- _Tarefa proposta 1_
Devolva sem alterações as linhas das entradas situadas entre a linha que contém "52, 391, 78]" e a linha que contém "911, 524, 967]", inclusive.

========================================================================

Outro paulistano, Carlos Carvalho, de 42 anos, executivo da GE, também não perdia a chance de falar em reuniões, apresentações e palestras desde muito cedo em sua carreira. Entre Leonardo e Carlos há 14 anos de diferença de idade e uma situação em comum: cada vez mais eles têm sua capacidade de comunicação posta à prova.
"À medida que se progride profissionalmente, as habilidades sociais e políticas ganham mais destaque que a qualificação técnica e operacional", diz José Antônio Rosa, da I&Jr, empresa especializada em desenvolvimento de pessoas e consultoria empresarial, de São Paulo.
Isso ocorre porque está evidente para as organizações que a performance de um profissional, especialmente os de nível executivo, e o resultado que ele gera para o negócio dependem fundamentalmente de como se expõe e se relaciona com os diferentes públicos da corporação (clientes, fornecedores, comunidade, governo, filiais de outros países etc.). Seja qual for seu cargo.
Leonardo foi convocado para representar a empresa em uma reunião com outras companhias na Colômbia, quando era trainee. Carlos, diretor financeiro da área de energia (para a América Latina) da GE, fez carreira aproveitando as oportunidades para falar com Deus e o mundo.
Sabe por quê?
“Logo, descobri que quem se comunica bem se diferencia. Por isso, nunca perdi a chance de me expor, inclusive, em outras línguas”, diz ele, que é fluente em inglês, espanhol e francês.
Portanto, prepare-se. Você pode ser chamado para conduzir uma reunião no lugar do chefe, participar de uma teleconferência com acionistas da empresa ou apresentar um projeto na matriz - em outro país.
Oportunidades de exposição não faltam. É preciso ocupar esses espaços e se tornar hábil para se expressar em vários meios e de várias formas - pessoalmente, por telefone, via email.
“Aliás, o meio escolhido tem influência sobre a mensagem. Senão, a comunicação fica truncada. E-mail e telefone, por exemplo, não são boas opções para cobrar um trabalho. O melhor é conversar”, diz José Ernesto Bologna, presidente da consultoria Ethos Desenvolvimento Humano e Organizacional de São Paulo.

========================================================================

- _Tarefa proposta 2_
De acordo com o texto fornecido, em quais idiomas Carlos Carvalho é fluente?

========================================================================

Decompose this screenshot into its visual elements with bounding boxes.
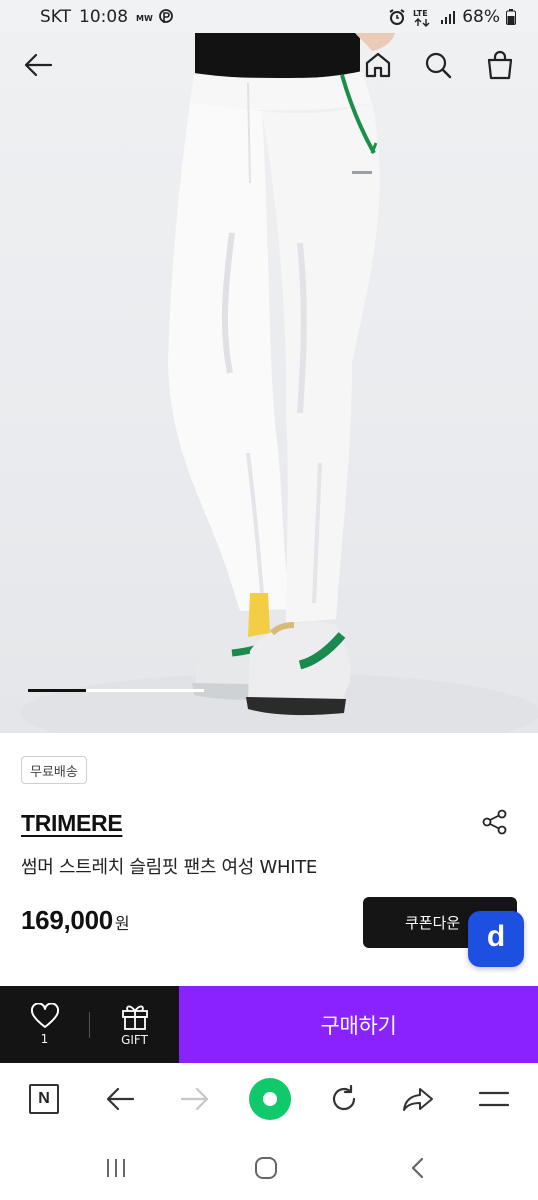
home-icon	[365, 52, 391, 78]
system-navigation-bar	[0, 1135, 538, 1200]
battery-icon	[506, 8, 516, 25]
status-bar: SKT 10:08 MW LTE 68%	[0, 0, 538, 33]
like-count: 1	[40, 1032, 49, 1046]
back-icon	[106, 1087, 135, 1111]
floating-d-button[interactable]: d	[468, 911, 524, 967]
home-button[interactable]	[360, 47, 396, 83]
buy-button[interactable]: 구매하기	[179, 986, 538, 1063]
svg-text:MW: MW	[136, 14, 153, 23]
price-value: 169,000	[21, 905, 113, 935]
gallery-progress-track	[28, 689, 204, 692]
product-info: 무료배송 TRIMERE 썸머 스트레치 슬림핏 팬츠 여성 WHITE 169…	[0, 733, 538, 986]
d-logo-icon: d	[486, 920, 506, 953]
arrow-left-icon	[24, 53, 53, 77]
carrier-label: SKT	[40, 6, 72, 27]
browser-toolbar: N	[0, 1063, 538, 1135]
browser-menu-button[interactable]	[472, 1077, 516, 1121]
recent-apps-button[interactable]	[96, 1151, 136, 1185]
product-photo	[20, 33, 538, 733]
brand-link[interactable]: TRIMERE	[21, 810, 123, 837]
menu-icon	[478, 1091, 510, 1107]
search-icon	[425, 52, 452, 79]
browser-back-button[interactable]	[98, 1077, 142, 1121]
battery-percent: 68%	[462, 6, 500, 27]
browser-share-button[interactable]	[396, 1077, 440, 1121]
system-back-button[interactable]	[398, 1151, 438, 1185]
notification-icon: MW	[136, 8, 176, 26]
lte-icon: LTE	[412, 7, 434, 27]
refresh-icon	[332, 1084, 356, 1111]
naver-home-button[interactable]: N	[22, 1077, 66, 1121]
browser-forward-button[interactable]	[173, 1077, 217, 1121]
price-currency: 원	[114, 914, 130, 933]
gift-icon	[121, 1005, 148, 1030]
cart-button[interactable]	[482, 47, 518, 83]
signal-icon	[440, 9, 456, 25]
share-nodes-icon	[482, 809, 507, 835]
gift-label: GIFT	[121, 1033, 148, 1047]
status-right: LTE 68%	[388, 7, 516, 27]
recent-apps-icon	[107, 1159, 125, 1177]
back-chevron-icon	[411, 1157, 424, 1179]
svg-text:LTE: LTE	[413, 9, 428, 18]
purchase-action-bar: 1 GIFT 구매하기	[0, 986, 538, 1063]
refresh-button[interactable]	[322, 1077, 366, 1121]
time-label: 10:08	[79, 6, 129, 27]
coupon-label: 쿠폰다운	[405, 914, 461, 932]
like-button[interactable]: 1	[0, 986, 89, 1063]
free-shipping-badge: 무료배송	[21, 756, 87, 784]
search-button[interactable]	[420, 47, 456, 83]
green-dot-icon	[249, 1078, 291, 1120]
status-left: SKT 10:08 MW	[40, 7, 176, 27]
gallery-progress-fill	[28, 689, 87, 692]
share-button[interactable]	[478, 805, 512, 839]
share-icon	[403, 1088, 433, 1111]
forward-icon	[180, 1087, 209, 1111]
alarm-icon	[388, 8, 406, 26]
naver-n-icon: N	[29, 1084, 59, 1114]
top-nav	[0, 33, 538, 99]
shopping-bag-icon	[487, 50, 513, 80]
back-button[interactable]	[20, 47, 56, 83]
system-home-button[interactable]	[246, 1151, 286, 1185]
gift-button[interactable]: GIFT	[90, 986, 179, 1063]
naver-n-label: N	[38, 1090, 50, 1107]
home-circle-icon	[255, 1157, 277, 1179]
price: 169,000 원	[21, 905, 130, 936]
green-dot-button[interactable]	[248, 1077, 292, 1121]
action-bar-left: 1 GIFT	[0, 986, 179, 1063]
product-name: 썸머 스트레치 슬림핏 팬츠 여성 WHITE	[21, 857, 317, 878]
product-image-gallery[interactable]	[0, 33, 538, 733]
heart-icon	[30, 1003, 59, 1028]
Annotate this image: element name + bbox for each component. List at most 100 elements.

========================================================================

- _Resposta correta 1_
home-icon	[365, 52, 391, 78]
system-navigation-bar	[0, 1135, 538, 1200]
battery-icon	[506, 8, 516, 25]
status-bar: SKT 10:08 MW LTE 68%	[0, 0, 538, 33]
like-count: 1	[40, 1032, 49, 1046]
back-icon	[106, 1087, 135, 1111]
floating-d-button[interactable]: d	[468, 911, 524, 967]

- _Resposta correta 2_
Inglês, espanhol e francês.